-- start of DATASET EXCERPTS --

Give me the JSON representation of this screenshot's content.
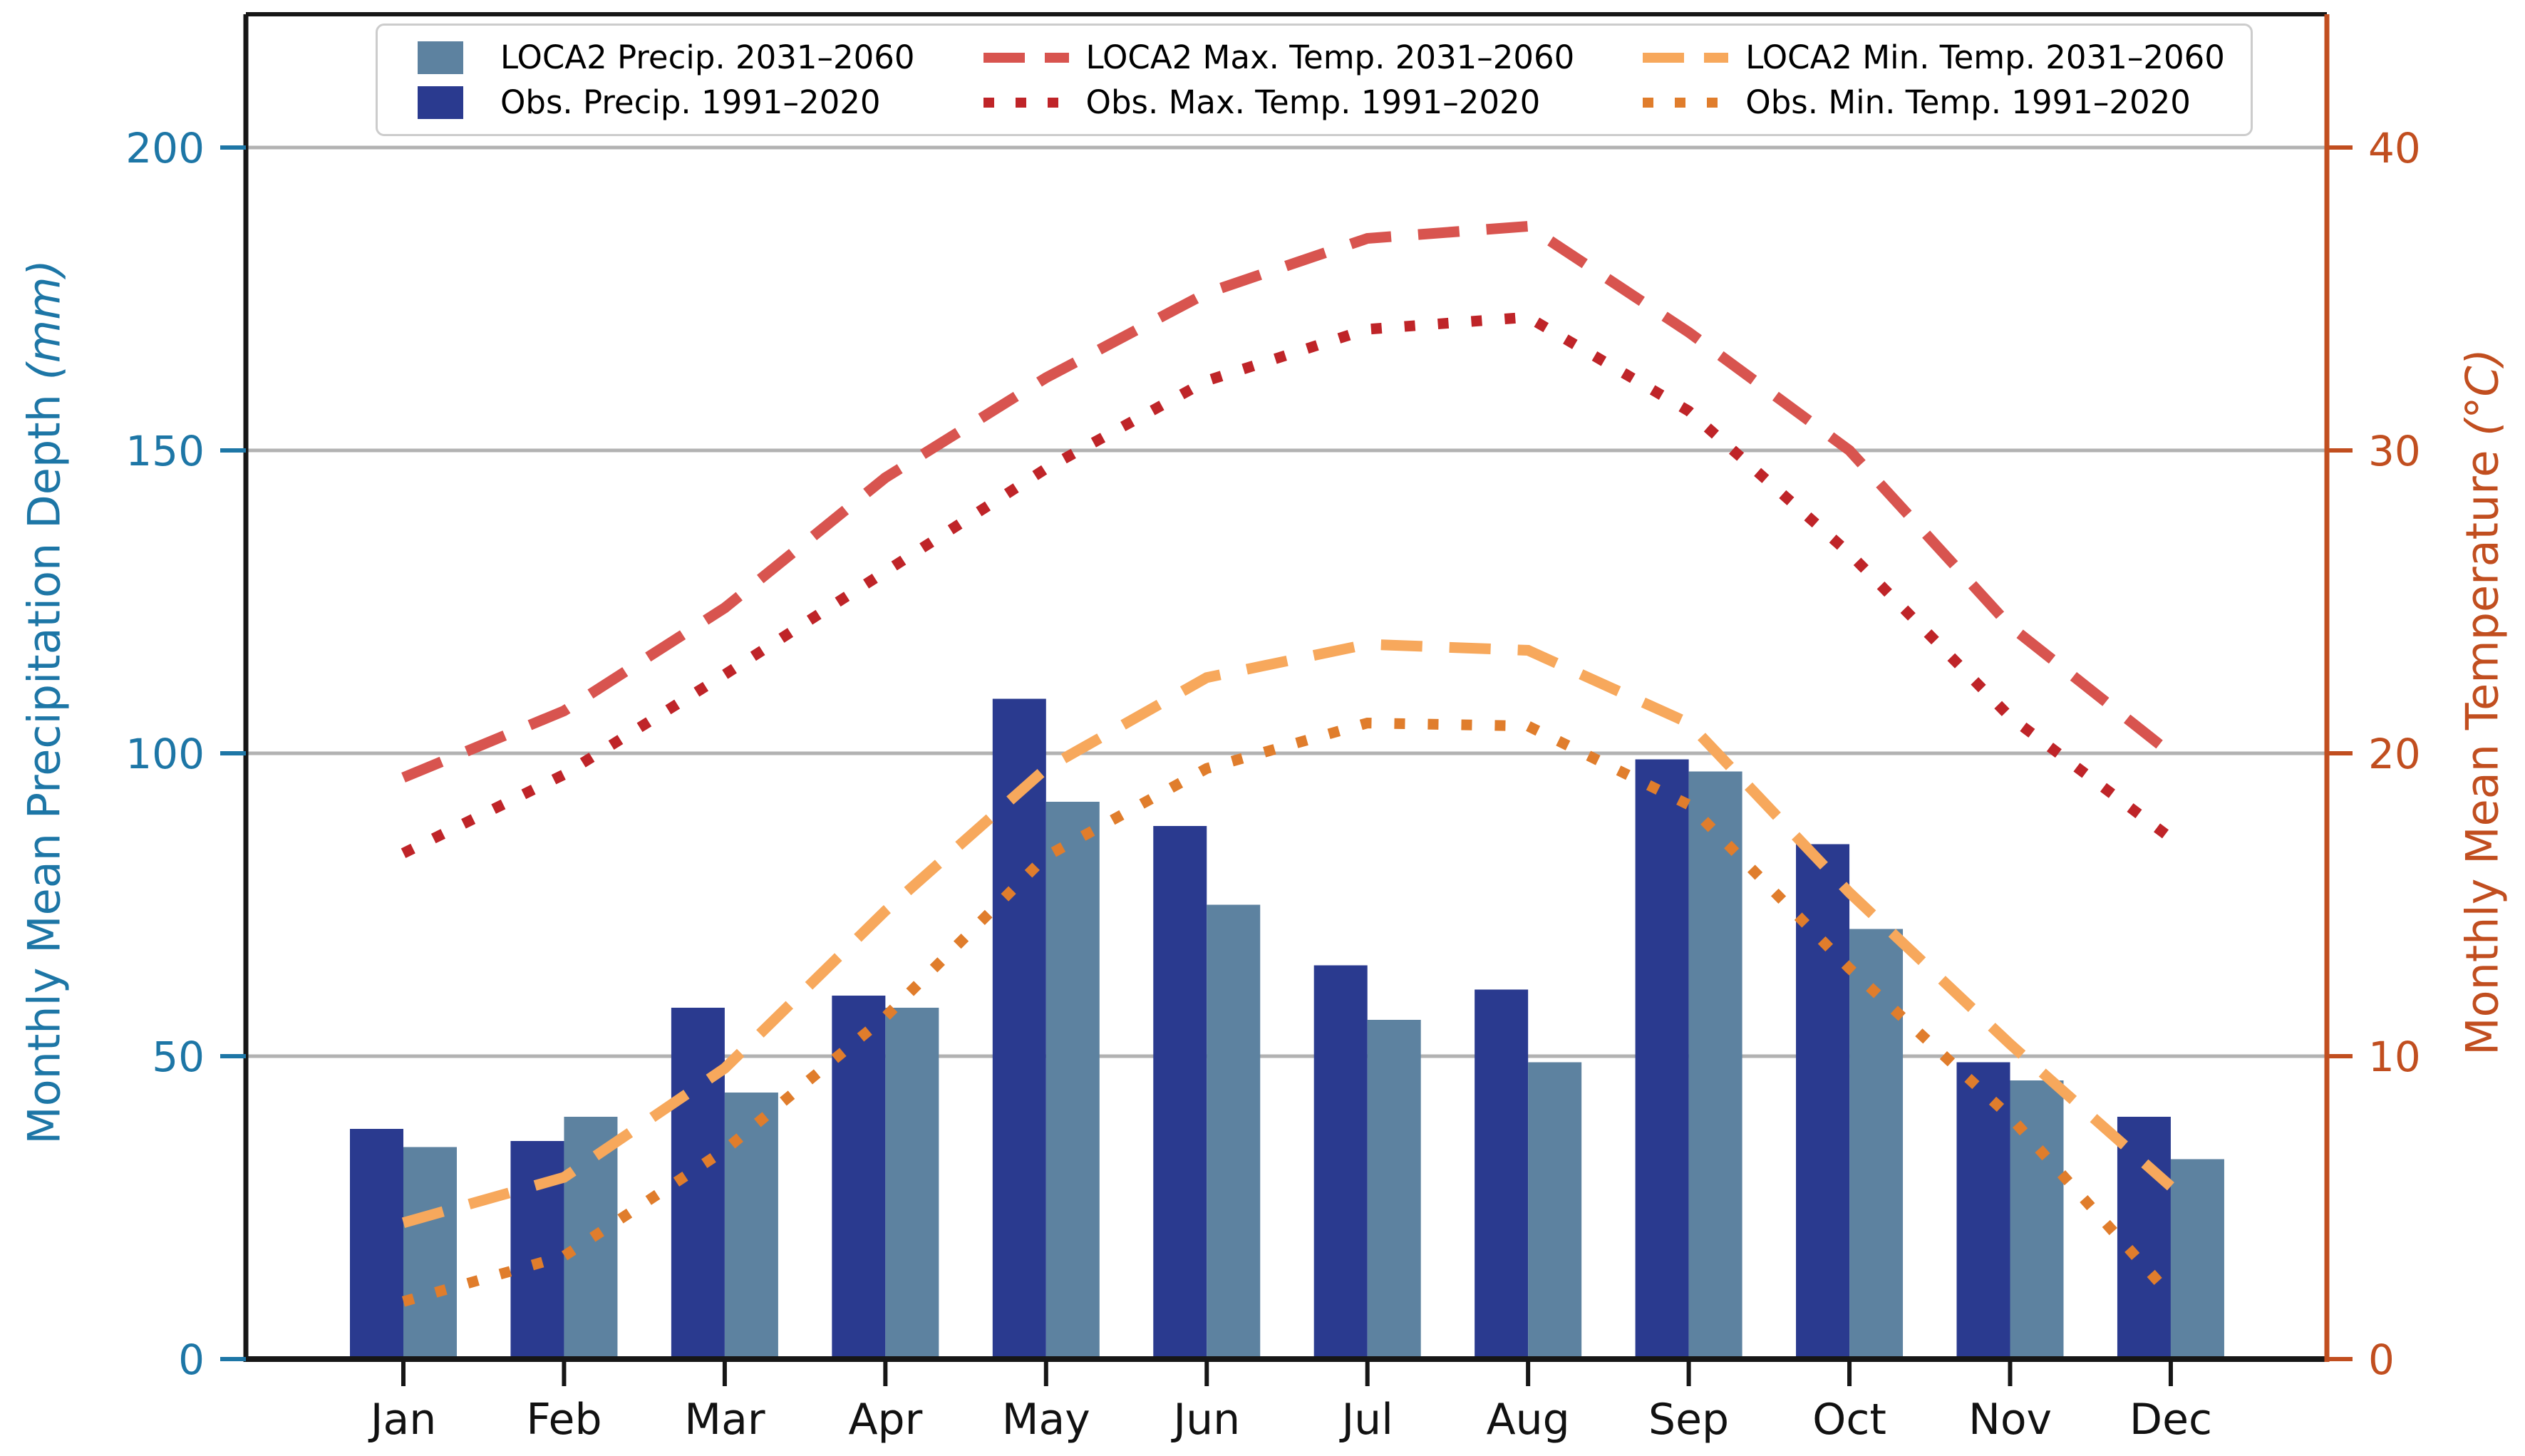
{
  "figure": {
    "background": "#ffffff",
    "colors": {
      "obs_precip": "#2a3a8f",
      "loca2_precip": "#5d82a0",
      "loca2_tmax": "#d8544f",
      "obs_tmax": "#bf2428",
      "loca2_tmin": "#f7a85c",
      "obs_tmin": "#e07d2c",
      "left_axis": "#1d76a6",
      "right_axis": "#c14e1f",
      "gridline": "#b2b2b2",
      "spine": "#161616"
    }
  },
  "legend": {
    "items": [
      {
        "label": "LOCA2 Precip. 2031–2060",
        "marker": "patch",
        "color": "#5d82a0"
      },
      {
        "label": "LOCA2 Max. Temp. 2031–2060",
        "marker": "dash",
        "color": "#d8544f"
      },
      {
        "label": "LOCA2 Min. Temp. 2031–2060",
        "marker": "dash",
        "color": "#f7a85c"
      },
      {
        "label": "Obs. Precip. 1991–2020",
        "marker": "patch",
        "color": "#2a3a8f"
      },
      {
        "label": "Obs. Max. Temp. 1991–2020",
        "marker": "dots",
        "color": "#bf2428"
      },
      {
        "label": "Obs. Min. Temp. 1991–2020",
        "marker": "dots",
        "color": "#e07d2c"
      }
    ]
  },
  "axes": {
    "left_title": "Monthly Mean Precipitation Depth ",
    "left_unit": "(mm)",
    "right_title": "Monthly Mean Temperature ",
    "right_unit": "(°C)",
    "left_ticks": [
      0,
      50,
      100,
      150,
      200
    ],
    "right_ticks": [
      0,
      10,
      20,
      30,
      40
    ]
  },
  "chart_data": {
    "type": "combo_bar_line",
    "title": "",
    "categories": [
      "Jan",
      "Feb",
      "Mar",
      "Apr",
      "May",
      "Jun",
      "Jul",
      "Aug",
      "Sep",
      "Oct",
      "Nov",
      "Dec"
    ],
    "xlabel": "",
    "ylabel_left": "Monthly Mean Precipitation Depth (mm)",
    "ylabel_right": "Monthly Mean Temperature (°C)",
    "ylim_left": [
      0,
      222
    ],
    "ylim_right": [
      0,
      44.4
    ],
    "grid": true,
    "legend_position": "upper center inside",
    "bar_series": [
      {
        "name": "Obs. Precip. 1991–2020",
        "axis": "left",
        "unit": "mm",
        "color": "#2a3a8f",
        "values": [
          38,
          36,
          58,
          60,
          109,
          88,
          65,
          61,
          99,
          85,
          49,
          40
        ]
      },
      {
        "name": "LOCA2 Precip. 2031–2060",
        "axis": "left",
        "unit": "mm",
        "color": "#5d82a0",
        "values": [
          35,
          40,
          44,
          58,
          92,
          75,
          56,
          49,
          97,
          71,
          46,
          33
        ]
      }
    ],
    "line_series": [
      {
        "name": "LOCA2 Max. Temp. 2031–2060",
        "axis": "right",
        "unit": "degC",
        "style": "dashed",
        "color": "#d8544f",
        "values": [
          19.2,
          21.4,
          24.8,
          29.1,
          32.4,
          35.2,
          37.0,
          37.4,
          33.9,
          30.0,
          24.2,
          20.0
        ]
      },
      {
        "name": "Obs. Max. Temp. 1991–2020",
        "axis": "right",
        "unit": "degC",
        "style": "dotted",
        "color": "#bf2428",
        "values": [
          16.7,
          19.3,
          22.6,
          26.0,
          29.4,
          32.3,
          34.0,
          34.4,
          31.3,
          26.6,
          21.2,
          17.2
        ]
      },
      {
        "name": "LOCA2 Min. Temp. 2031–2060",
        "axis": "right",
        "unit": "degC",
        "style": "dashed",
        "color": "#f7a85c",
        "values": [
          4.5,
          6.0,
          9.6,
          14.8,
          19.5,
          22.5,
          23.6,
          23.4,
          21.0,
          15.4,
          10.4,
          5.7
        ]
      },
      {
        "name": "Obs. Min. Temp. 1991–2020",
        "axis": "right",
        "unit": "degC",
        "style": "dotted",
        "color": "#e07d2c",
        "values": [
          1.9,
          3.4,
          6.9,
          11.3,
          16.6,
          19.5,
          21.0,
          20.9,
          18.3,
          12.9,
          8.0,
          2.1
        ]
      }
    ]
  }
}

-- end of DATASET EXCERPTS --
-- start of DATASET EXCERPTS --

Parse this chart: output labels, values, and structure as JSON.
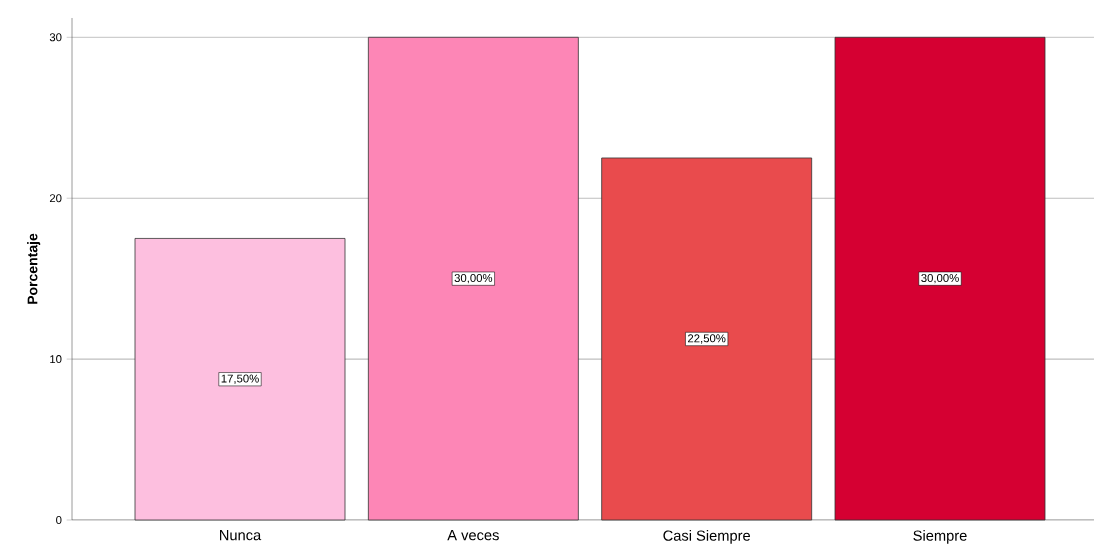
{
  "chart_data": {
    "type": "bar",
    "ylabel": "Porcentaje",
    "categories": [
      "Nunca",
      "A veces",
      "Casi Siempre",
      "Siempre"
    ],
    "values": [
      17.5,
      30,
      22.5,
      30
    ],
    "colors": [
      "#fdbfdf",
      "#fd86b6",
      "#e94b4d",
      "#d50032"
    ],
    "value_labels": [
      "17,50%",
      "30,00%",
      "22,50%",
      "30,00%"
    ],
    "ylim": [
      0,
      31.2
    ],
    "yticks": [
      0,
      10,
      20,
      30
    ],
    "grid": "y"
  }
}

-- end of DATASET EXCERPTS --

WHAT TO PRODUCE:
Scan the material line by line and report each one that contains "Mean".

ANSWER FOR THIS EXERCISE:
    "left_title": "Monthly Mean Precipitation Depth ",
    "right_title": "Monthly Mean Temperature ",
    "ylabel_left": "Monthly Mean Precipitation Depth (mm)",
    "ylabel_right": "Monthly Mean Temperature (°C)",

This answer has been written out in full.